Excerpted passage ▸
The Fourier transform is a method of transforming an input signal from the time domain to the frequency domain. It has a huge range of applications, for instance audio engineers can pick out individual undesired frequencies in a song with the Fourier transform and then get back the sound without that frequency using the inverse Fourier transform. We can make use of the Fourier transform in digital image processing for filtering images, like gaussian blurs and compressing images using the JPEG format. Lastly, as this article will go into: drawing!
What am I talking about by drawing? Well, the idea is that we can take a path that represents something such as a fish, the pi symbol, or just about anything else we can draw by putting pencil lead down on a piece of paper and sketching a picture without lifting the pencil until completion. Using this path we can connect a bunch of vectors rotating in circles at different frequencies tip to tail and the last vector’s tip will draw out our original sketch, or at least something very closely resembling it.
Here are a few examples of what I am talking about:
So you can draw a straight line using a shape that is about as far opposite from a straight line as possible. By modifying the circles you can change the shape that is drawn. For example, by decreasing the radius of the outer circle and increasing the speed it spins at, we can draw a square.

Supplied data ▸
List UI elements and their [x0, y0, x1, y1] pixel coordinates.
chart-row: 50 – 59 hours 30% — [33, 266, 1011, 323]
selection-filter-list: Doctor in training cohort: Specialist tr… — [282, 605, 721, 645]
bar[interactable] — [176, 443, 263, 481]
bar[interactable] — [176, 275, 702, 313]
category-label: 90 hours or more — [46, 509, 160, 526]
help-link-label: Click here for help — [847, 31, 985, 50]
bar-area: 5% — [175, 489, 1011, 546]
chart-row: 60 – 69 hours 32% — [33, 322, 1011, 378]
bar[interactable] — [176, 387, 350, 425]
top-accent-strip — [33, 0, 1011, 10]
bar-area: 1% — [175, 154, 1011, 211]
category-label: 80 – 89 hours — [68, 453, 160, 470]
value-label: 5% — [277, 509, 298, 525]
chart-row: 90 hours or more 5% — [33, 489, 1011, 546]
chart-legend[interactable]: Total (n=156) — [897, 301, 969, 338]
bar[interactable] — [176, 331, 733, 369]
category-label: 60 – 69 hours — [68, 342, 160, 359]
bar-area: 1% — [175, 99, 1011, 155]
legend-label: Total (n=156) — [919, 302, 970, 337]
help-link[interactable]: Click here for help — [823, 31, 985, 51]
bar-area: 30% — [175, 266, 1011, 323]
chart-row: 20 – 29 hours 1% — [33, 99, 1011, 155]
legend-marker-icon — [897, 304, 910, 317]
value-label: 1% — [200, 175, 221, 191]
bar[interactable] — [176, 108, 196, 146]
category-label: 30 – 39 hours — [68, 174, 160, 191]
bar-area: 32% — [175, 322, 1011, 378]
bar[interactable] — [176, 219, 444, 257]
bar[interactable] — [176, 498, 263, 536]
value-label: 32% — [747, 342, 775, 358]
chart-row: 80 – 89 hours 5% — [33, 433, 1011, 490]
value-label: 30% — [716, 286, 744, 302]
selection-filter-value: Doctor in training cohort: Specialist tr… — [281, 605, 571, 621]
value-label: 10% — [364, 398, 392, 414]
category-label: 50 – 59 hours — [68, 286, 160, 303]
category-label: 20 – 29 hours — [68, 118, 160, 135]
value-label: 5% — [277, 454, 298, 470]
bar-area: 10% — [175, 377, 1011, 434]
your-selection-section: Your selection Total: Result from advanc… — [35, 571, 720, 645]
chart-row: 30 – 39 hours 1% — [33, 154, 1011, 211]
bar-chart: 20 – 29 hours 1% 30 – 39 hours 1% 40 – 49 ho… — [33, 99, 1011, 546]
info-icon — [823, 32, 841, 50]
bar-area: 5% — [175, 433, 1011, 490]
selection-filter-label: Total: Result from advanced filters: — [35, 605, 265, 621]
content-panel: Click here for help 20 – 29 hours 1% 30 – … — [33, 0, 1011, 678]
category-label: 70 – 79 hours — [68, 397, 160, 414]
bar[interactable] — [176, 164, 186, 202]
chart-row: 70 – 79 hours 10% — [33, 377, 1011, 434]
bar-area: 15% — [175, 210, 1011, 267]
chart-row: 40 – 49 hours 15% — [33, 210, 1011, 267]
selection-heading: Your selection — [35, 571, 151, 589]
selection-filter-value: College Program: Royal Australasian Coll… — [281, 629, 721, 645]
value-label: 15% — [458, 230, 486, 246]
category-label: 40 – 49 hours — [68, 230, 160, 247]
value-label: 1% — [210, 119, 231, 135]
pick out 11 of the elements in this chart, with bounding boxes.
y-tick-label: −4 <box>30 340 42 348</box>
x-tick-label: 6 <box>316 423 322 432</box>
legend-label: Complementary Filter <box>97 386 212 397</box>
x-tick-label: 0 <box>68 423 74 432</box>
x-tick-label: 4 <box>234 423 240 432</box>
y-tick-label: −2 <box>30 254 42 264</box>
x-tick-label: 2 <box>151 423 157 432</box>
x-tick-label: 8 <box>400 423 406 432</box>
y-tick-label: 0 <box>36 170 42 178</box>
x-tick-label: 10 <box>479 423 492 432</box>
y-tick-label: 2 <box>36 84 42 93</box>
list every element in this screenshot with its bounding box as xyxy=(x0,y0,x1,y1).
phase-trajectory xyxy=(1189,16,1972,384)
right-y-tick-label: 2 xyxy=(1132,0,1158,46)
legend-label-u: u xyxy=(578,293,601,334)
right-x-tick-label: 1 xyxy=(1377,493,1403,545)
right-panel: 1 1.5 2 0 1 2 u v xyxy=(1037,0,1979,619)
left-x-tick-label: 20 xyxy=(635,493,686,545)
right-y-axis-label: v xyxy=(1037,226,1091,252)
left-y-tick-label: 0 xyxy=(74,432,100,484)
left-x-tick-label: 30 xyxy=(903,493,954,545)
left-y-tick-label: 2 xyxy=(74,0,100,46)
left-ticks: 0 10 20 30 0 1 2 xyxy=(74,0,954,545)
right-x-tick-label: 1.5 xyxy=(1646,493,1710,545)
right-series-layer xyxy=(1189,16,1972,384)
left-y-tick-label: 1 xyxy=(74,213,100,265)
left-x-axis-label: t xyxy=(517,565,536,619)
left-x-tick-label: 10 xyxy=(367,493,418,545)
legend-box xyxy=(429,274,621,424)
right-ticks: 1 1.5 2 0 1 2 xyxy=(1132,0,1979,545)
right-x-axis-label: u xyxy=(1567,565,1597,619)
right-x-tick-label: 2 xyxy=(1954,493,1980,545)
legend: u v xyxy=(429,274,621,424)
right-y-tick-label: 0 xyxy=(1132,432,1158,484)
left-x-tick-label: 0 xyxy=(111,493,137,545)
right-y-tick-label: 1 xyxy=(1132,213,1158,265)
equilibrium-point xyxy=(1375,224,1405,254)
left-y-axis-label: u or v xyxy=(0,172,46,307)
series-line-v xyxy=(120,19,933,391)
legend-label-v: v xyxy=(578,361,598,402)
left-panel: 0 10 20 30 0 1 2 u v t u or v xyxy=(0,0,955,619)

Exercises to complete ▸
1) Decide whether each statement below agrees with the Fourier transform passage, answering yes or no and quoting the deciding words of the passage: (a) The inverse Fourier transform lets audio engineers get back the sound without an undesired frequency. (b) The path for a drawing may be sketched by lifting the pencil several times. (c) The drawing becomes a square when the radius of the outer circle is increased.
2) From the Fourier transform passage, return the text between "What am I talking" and "closely resembling it.", inclusive.

Answers to the problems ▸
1)
(a) Yes: "get back the sound without that frequency using the inverse Fourier transform"
(b) No: "without lifting the pencil until completion"
(c) No: "by decreasing the radius of the outer circle and increasing the speed it spins at, we can draw a square"

2)
What am I talking about by drawing? Well, the idea is that we can take a path that represents something such as a fish, the pi symbol, or just about anything else we can draw by putting pencil lead down on a piece of paper and sketching a picture without lifting the pencil until completion. Using this path we can connect a bunch of vectors rotating in circles at different frequencies tip to tail and the last vector’s tip will draw out our original sketch, or at least something very closely resembling it.